- GOAL: Tally the lines of the listing that contain the word "Phạm", then give the total and nothing else.

- DATA PROVIDED:
· · · ·
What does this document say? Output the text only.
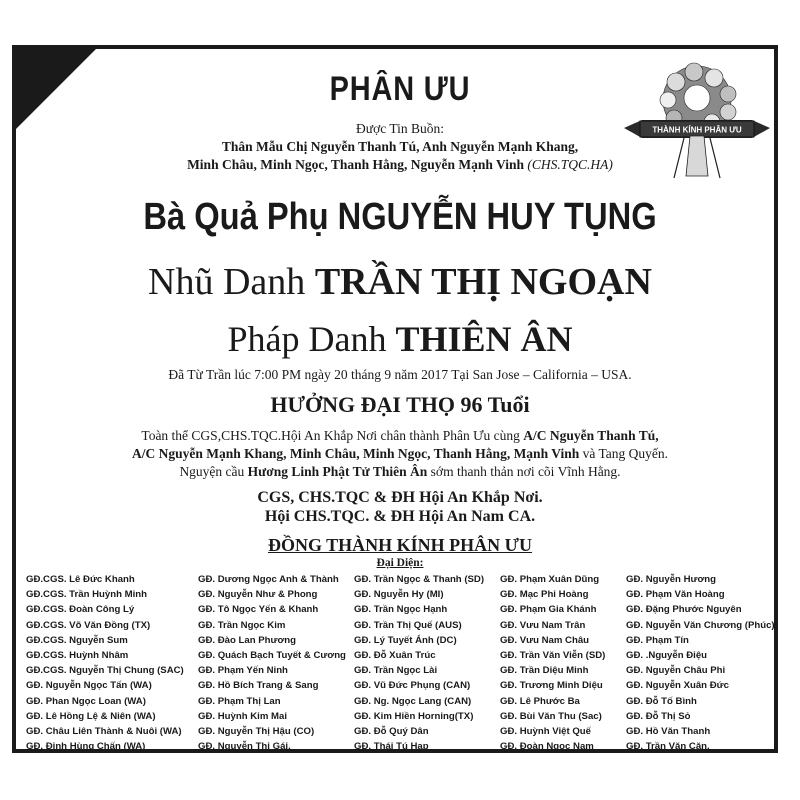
THÀNH KÍNH PHÂN ƯU
PHÂN ƯU
Được Tin Buồn:
Thân Mẫu Chị Nguyễn Thanh Tú, Anh Nguyễn Mạnh Khang,
Minh Châu, Minh Ngọc, Thanh Hằng, Nguyễn Mạnh Vinh (CHS.TQC.HA)
Bà Quả Phụ NGUYỄN HUY TỤNG
Nhũ Danh TRẦN THỊ NGOẠN
Pháp Danh THIÊN ÂN
Đã Từ Trần lúc 7:00 PM ngày 20 tháng 9 năm 2017 Tại San Jose – California – USA.
HƯỞNG ĐẠI THỌ 96 Tuổi
Toàn thể CGS,CHS.TQC.Hội An Khắp Nơi chân thành Phân Ưu cùng A/C Nguyễn Thanh Tú,
A/C Nguyễn Mạnh Khang, Minh Châu, Minh Ngọc, Thanh Hằng, Mạnh Vinh và Tang Quyến.
Nguyện cầu Hương Linh Phật Tử Thiên Ân sớm thanh thản nơi cõi Vĩnh Hằng.
CGS, CHS.TQC & ĐH Hội An Khắp Nơi.
Hội CHS.TQC. & ĐH Hội An Nam CA.
ĐỒNG THÀNH KÍNH PHÂN ƯU
Đại Diện:
GĐ.CGS. Lê Đức Khanh
GĐ.CGS. Trần Huỳnh Minh
GĐ.CGS. Đoàn Công Lý
GĐ.CGS. Võ Văn Đồng (TX)
GĐ.CGS. Nguyễn Sum
GĐ.CGS. Huỳnh Nhâm
GĐ.CGS. Nguyễn Thị Chung (SAC)
GĐ. Nguyễn Ngọc Tấn (WA)
GĐ. Phan Ngọc Loan (WA)
GĐ. Lê Hồng Lệ & Niên (WA)
GĐ. Châu Liên Thành & Nuôi (WA)
GĐ. Đinh Hùng Chấn (WA)
GĐ. Dương Ngọc Anh & Thành
GĐ. Nguyễn Như & Phong
GĐ. Tô Ngọc Yến & Khanh
GĐ. Trần Ngọc Kim
GĐ. Đào Lan Phương
GĐ. Quách Bạch Tuyết & Cương
GĐ. Phạm Yến Ninh
GĐ. Hồ Bích Trang & Sang
GĐ. Phạm Thị Lan
GĐ. Huỳnh Kim Mai
GĐ. Nguyễn Thị Hậu (CO)
GĐ. Nguyễn Thị Gái.
GĐ. Trần Ngọc & Thanh (SD)
GĐ. Nguyễn Hy (MI)
GĐ. Trần Ngọc Hạnh
GĐ. Trần Thị Quế (AUS)
GĐ. Lý Tuyết Ánh (DC)
GĐ. Đỗ Xuân Trúc
GĐ. Trần Ngọc Lài
GĐ. Vũ Đức Phụng (CAN)
GĐ. Ng. Ngọc Lang (CAN)
GĐ. Kim Hiền Horning(TX)
GĐ. Đỗ Quý Dân
GĐ. Thái Tú Hạp
GĐ. Phạm Xuân Dũng
GĐ. Mạc Phi Hoàng
GĐ. Phạm Gia Khánh
GĐ. Vưu Nam Trân
GĐ. Vưu Nam Châu
GĐ. Trần Văn Viễn (SD)
GĐ. Trần Diệu Minh
GĐ. Trương Minh Diệu
GĐ. Lê Phước Ba
GĐ. Bùi Văn Thu (Sac)
GĐ. Huỳnh Việt Quế
GĐ. Đoàn Ngọc Nam
GĐ. Nguyễn Hương
GĐ. Phạm Văn Hoàng
GĐ. Đặng Phước Nguyên
GĐ. Nguyễn Văn Chương (Phúc)
GĐ. Phạm Tín
GĐ. .Nguyễn Điệu
GĐ. Nguyễn Châu Phi
GĐ. Nguyễn Xuân Đức
GĐ. Đỗ Tố Bình
GĐ. Đỗ Thị Sỏ
GĐ. Hồ Văn Thanh
GĐ. Trần Văn Căn.
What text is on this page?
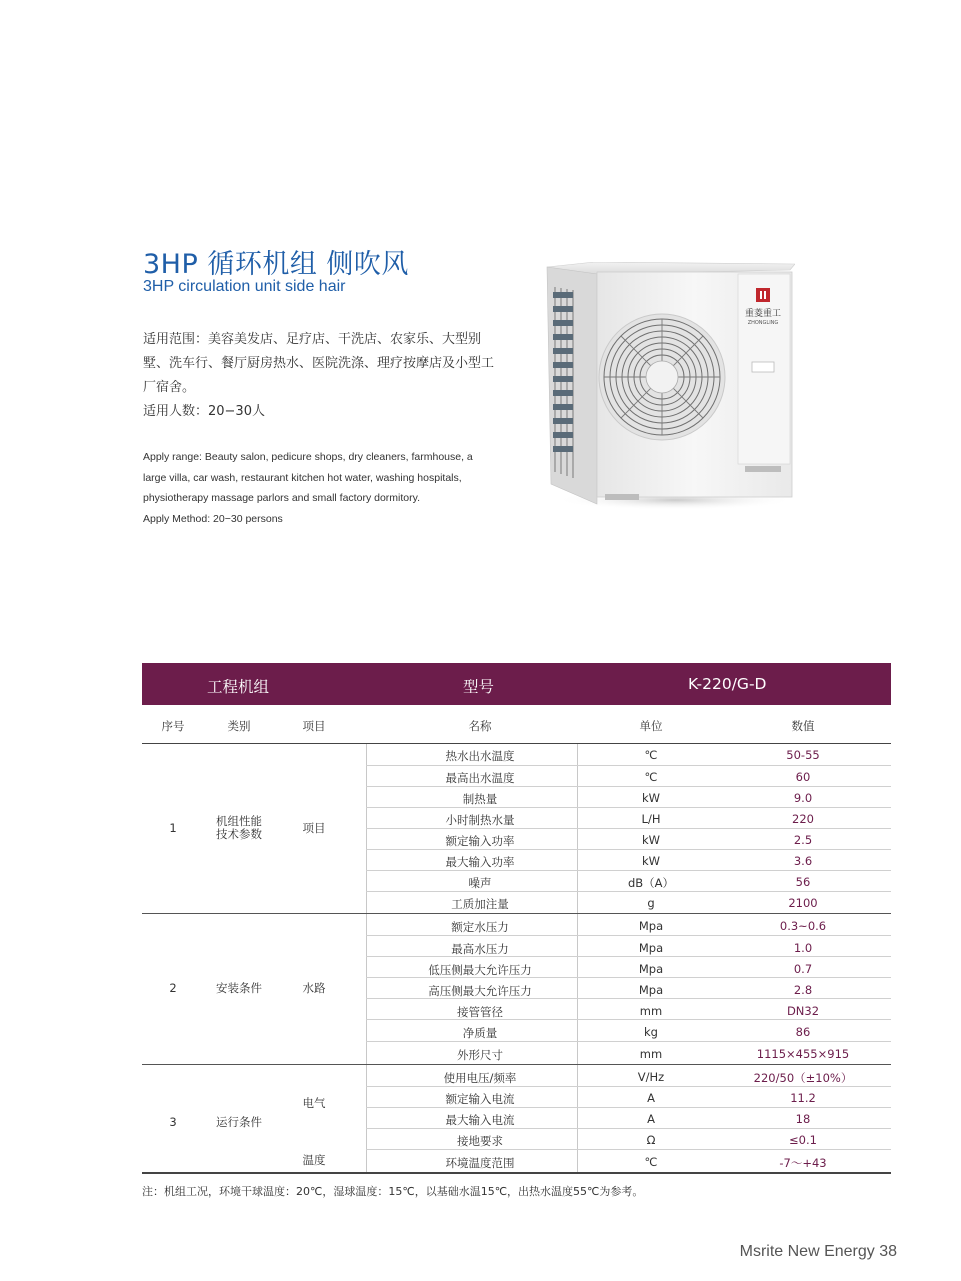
3HP 循环机组 侧吹风
3HP circulation unit side hair
适用范围：美容美发店、足疗店、干洗店、农家乐、大型别
墅、洗车行、餐厅厨房热水、医院洗涤、理疗按摩店及小型工
厂宿舍。
适用人数：20−30人
Apply range: Beauty salon, pedicure shops, dry cleaners, farmhouse, a
large villa, car wash, restaurant kitchen hot water, washing hospitals,
physiotherapy massage parlors and small factory dormitory.
Apply Method: 20−30 persons
重菱重工
ZHONGLING
工程机组	型号	K-220/G-D
序号	类别	项目	名称	单位	数值
1	机组性能
技术参数	项目
热水出水温度	℃	50-55
最高出水温度	℃	60
制热量	kW	9.0
小时制热水量	L/H	220
额定输入功率	kW	2.5
最大输入功率	kW	3.6
噪声	dB（A）	56
工质加注量	g	2100
2	安装条件	水路
额定水压力	Mpa	0.3~0.6
最高水压力	Mpa	1.0
低压侧最大允许压力	Mpa	0.7
高压侧最大允许压力	Mpa	2.8
接管管径	mm	DN32
净质量	kg	86
外形尺寸	mm	1115×455×915
3	运行条件
电气
温度
使用电压/频率	V/Hz	220/50（±10%）
额定输入电流	A	11.2
最大输入电流	A	18
接地要求	Ω	≤0.1
环境温度范围	℃	-7～+43
注：机组工况，环境干球温度：20℃，湿球温度：15℃，以基础水温15℃，出热水温度55℃为参考。
Msrite New Energy 38
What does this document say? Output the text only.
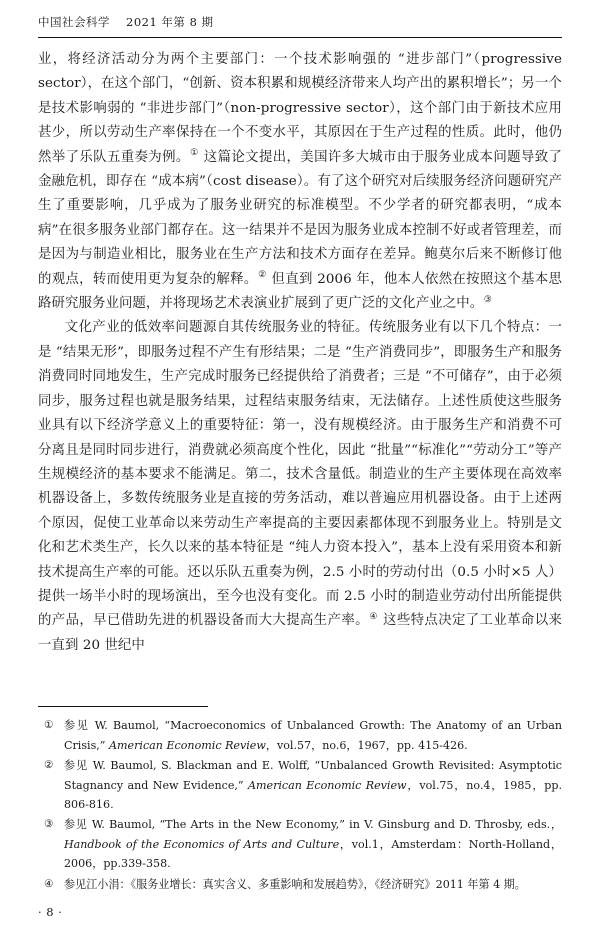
中国社会科学 2021 年第 8 期

业，将经济活动分为两个主要部门：一个技术影响强的 “进步部门”（progressive sector），在这个部门，“创新、资本积累和规模经济带来人均产出的累积增长”；另一个是技术影响弱的 “非进步部门”（non-progressive sector），这个部门由于新技术应用甚少，所以劳动生产率保持在一个不变水平，其原因在于生产过程的性质。此时，他仍然举了乐队五重奏为例。① 这篇论文提出，美国许多大城市由于服务业成本问题导致了金融危机，即存在 “成本病”（cost disease）。有了这个研究对后续服务经济问题研究产生了重要影响，几乎成为了服务业研究的标准模型。不少学者的研究都表明，“成本病”在很多服务业部门都存在。这一结果并不是因为服务业成本控制不好或者管理差，而是因为与制造业相比，服务业在生产方法和技术方面存在差异。鲍莫尔后来不断修订他的观点，转而使用更为复杂的解释。② 但直到 2006 年，他本人依然在按照这个基本思路研究服务业问题，并将现场艺术表演业扩展到了更广泛的文化产业之中。③

文化产业的低效率问题源自其传统服务业的特征。传统服务业有以下几个特点：一是 “结果无形”，即服务过程不产生有形结果；二是 “生产消费同步”，即服务生产和服务消费同时同地发生，生产完成时服务已经提供给了消费者；三是 “不可储存”，由于必须同步，服务过程也就是服务结果，过程结束服务结束，无法储存。上述性质使这些服务业具有以下经济学意义上的重要特征：第一，没有规模经济。由于服务生产和消费不可分离且是同时同步进行，消费就必须高度个性化，因此 “批量”“标准化”“劳动分工”等产生规模经济的基本要求不能满足。第二，技术含量低。制造业的生产主要体现在高效率机器设备上，多数传统服务业是直接的劳务活动，难以普遍应用机器设备。由于上述两个原因，促使工业革命以来劳动生产率提高的主要因素都体现不到服务业上。特别是文化和艺术类生产，长久以来的基本特征是 “纯人力资本投入”，基本上没有采用资本和新技术提高生产率的可能。还以乐队五重奏为例，2.5 小时的劳动付出（0.5 小时×5 人）提供一场半小时的现场演出，至今也没有变化。而 2.5 小时的制造业劳动付出所能提供的产品，早已借助先进的机器设备而大大提高生产率。④ 这些特点决定了工业革命以来一直到 20 世纪中

① 参见 W. Baumol, “Macroeconomics of Unbalanced Growth: The Anatomy of an Urban Crisis,” American Economic Review，vol.57，no.6，1967，pp. 415-426.
② 参见 W. Baumol, S. Blackman and E. Wolff, “Unbalanced Growth Revisited: Asymptotic Stagnancy and New Evidence,” American Economic Review，vol.75，no.4，1985，pp. 806-816.
③ 参见 W. Baumol, “The Arts in the New Economy,” in V. Ginsburg and D. Throsby, eds.，Handbook of the Economics of Arts and Culture，vol.1，Amsterdam：North-Holland，2006，pp.339-358.
④ 参见江小涓：《服务业增长：真实含义、多重影响和发展趋势》，《经济研究》2011 年第 4 期。
· 8 ·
· · · ·
- IN RESPONSE: 6